● PROBLEM STATEMENT
In the passage on voice activity detection patents, rewrite the paragraph beginning "U.S. Pat. No. 5,732,141" as a short list that keeps its main facts.

● QUOTED PASSAGE

U.S. Pat. No. 5,619,566, entitled "VOICE ACTIVITY DETECTOR FOR AN ECHO SUPPRESSOR AND AN ECHO SUPPRESSOR," discloses a device for detecting voice activity that includes a whitening filter, a means for measuring energy, and using the energy level to determine the presence of voice activity and not the steps of the present method. U.S. Pat. No. 5,619,566 is hereby incorporated by reference into the specification of the present invention.
U.S. Pat. No. 5,732,141, entitled "DETECTING VOICE ACTIVITY," discloses a device for and method of detecting voice activity by computing the autocorrelation coefficients of a signal, identifying a first autocorrelation vector, identifying a second autocorrelation vector, subtracting the first autocorrelation vector from the second autocorrelation vector, and computing a norm of the differentiation vector which indicates whether or not voice activity is present and not the steps of the present method. U.S. Pat. No. 5,732,141 is hereby incorporated by reference into the specification of the present invention.
U.S. Pat. No. 5,749,067, entitled "VOICE ACTIVITY DETECTOR," discloses a device for and method of detecting voice activity by comparing the spectrum of the a signal to a noise estimate, updating the noise estimate, computing a linear predictive coding prediction gain, and suppressing updating the noise estimate if the gain exceeds a threshold and not the steps of the present method. U.S. Pat. No. 5,749,067 is hereby incorporated by reference into the specification of the present invention.

● SUPPLIED DATA

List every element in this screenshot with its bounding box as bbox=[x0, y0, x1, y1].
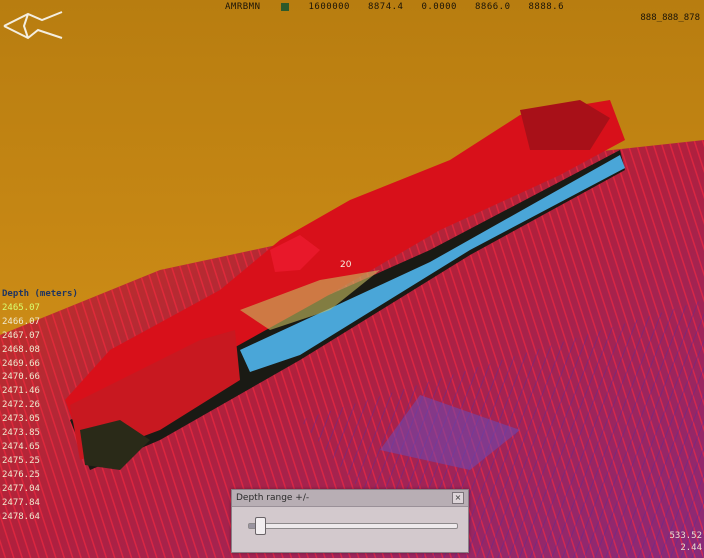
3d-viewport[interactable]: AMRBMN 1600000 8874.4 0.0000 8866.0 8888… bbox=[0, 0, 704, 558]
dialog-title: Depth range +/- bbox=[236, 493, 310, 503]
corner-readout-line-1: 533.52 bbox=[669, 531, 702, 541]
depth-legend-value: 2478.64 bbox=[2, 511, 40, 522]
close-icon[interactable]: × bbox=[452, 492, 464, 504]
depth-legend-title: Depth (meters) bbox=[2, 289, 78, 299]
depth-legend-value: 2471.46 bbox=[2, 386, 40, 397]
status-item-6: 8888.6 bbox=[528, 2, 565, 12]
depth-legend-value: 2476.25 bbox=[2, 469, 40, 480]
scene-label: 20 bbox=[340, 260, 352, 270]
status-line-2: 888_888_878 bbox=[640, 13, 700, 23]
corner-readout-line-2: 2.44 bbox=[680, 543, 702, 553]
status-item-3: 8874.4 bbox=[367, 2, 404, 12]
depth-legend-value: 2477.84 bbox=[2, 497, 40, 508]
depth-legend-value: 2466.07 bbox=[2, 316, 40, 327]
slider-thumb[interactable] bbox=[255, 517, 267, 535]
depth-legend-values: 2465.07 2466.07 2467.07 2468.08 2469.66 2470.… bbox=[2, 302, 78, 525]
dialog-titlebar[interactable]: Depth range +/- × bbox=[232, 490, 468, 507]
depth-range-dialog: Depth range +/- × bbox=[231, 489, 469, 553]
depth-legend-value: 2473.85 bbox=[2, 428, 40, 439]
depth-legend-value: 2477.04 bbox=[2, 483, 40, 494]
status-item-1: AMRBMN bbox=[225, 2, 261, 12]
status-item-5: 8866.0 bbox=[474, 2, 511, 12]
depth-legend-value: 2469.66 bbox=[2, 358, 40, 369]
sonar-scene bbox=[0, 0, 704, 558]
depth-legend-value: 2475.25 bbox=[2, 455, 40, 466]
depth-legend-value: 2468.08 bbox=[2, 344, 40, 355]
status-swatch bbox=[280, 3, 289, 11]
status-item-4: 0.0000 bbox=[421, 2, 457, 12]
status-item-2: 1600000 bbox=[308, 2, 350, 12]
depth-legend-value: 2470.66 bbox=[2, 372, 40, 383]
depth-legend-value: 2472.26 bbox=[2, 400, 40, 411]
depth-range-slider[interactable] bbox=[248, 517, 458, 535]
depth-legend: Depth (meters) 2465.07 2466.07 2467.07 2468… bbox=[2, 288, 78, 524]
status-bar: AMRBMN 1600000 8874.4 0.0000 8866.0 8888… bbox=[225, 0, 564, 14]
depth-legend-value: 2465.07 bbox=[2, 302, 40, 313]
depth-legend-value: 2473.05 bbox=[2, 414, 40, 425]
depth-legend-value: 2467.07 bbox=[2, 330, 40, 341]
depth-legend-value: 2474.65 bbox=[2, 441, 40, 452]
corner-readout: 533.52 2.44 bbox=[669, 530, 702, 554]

...

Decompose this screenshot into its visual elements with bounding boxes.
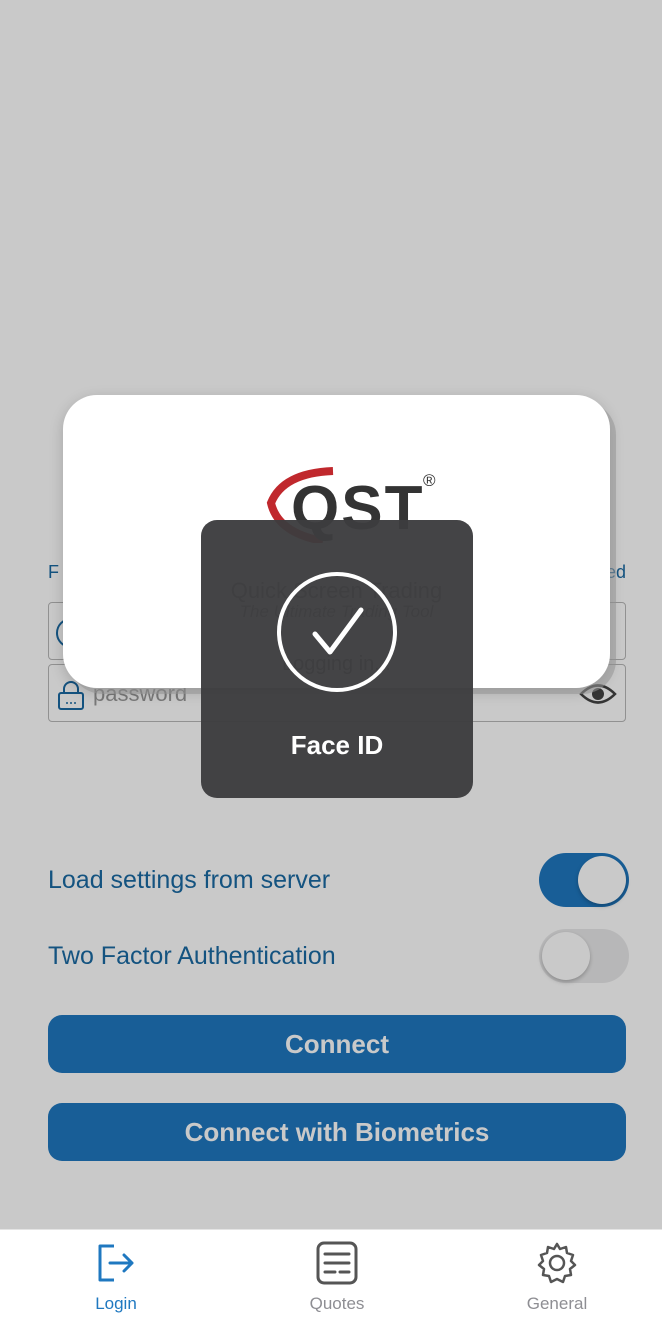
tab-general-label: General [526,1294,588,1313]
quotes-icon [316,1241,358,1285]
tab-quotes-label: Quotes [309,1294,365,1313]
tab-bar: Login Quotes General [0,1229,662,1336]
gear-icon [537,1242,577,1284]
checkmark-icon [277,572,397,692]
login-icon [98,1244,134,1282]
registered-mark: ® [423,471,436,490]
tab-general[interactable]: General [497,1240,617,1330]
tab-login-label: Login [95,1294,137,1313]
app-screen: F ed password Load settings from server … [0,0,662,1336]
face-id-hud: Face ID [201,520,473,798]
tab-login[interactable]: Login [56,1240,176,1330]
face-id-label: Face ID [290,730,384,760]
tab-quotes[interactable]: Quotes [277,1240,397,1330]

● ANSWER TO THIS TASK
- Patent: U.S. Pat. No. 5,732,141, "DETECTING VOICE ACTIVITY"
- Discloses a device and method for detecting voice activity by:
  - computing the autocorrelation coefficients of a signal
  - identifying a first and a second autocorrelation vector
  - subtracting the first vector from the second
  - computing a norm of the differentiation vector, which shows whether voice activity is present
- Does not disclose the steps of the present method
- Incorporated by reference into the specification of the present invention